Records shown:
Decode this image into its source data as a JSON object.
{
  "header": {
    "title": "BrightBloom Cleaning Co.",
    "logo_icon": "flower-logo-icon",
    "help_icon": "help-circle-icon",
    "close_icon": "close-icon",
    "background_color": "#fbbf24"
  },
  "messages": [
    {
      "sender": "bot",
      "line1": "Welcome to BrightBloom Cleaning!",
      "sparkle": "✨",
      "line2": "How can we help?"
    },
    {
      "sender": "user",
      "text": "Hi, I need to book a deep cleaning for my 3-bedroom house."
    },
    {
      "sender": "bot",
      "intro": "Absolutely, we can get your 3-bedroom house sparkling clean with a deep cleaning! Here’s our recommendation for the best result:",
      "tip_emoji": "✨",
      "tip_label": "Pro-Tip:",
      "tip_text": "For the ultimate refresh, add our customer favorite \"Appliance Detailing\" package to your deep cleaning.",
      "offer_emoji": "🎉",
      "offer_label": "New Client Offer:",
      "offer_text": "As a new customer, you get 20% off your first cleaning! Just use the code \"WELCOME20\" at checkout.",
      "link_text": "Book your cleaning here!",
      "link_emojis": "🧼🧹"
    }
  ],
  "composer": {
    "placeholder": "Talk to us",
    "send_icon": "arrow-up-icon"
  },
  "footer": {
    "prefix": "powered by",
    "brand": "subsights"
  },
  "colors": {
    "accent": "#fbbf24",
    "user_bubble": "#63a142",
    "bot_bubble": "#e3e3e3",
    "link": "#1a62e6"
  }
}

Task objective: Go through the records above and set each one down exactly, please.

Task answer:
Decode this image into its source data as a JSON object.
{
  "header": {
    "title": "BrightBloom Cleaning Co.",
    "logo_icon": "flower-logo-icon",
    "help_icon": "help-circle-icon",
    "close_icon": "close-icon",
    "background_color": "#fbbf24"
  },
  "messages": [
    {
      "sender": "bot",
      "line1": "Welcome to BrightBloom Cleaning!",
      "sparkle": "✨",
      "line2": "How can we help?"
    },
    {
      "sender": "user",
      "text": "Hi, I need to book a deep cleaning for my 3-bedroom house."
    },
    {
      "sender": "bot",
      "intro": "Absolutely, we can get your 3-bedroom house sparkling clean with a deep cleaning! Here’s our recommendation for the best result:",
      "tip_emoji": "✨",
      "tip_label": "Pro-Tip:",
      "tip_text": "For the ultimate refresh, add our customer favorite \"Appliance Detailing\" package to your deep cleaning.",
      "offer_emoji": "🎉",
      "offer_label": "New Client Offer:",
      "offer_text": "As a new customer, you get 20% off your first cleaning! Just use the code \"WELCOME20\" at checkout.",
      "link_text": "Book your cleaning here!",
      "link_emojis": "🧼🧹"
    }
  ],
  "composer": {
    "placeholder": "Talk to us",
    "send_icon": "arrow-up-icon"
  },
  "footer": {
    "prefix": "powered by",
    "brand": "subsights"
  },
  "colors": {
    "accent": "#fbbf24",
    "user_bubble": "#63a142",
    "bot_bubble": "#e3e3e3",
    "link": "#1a62e6"
  }
}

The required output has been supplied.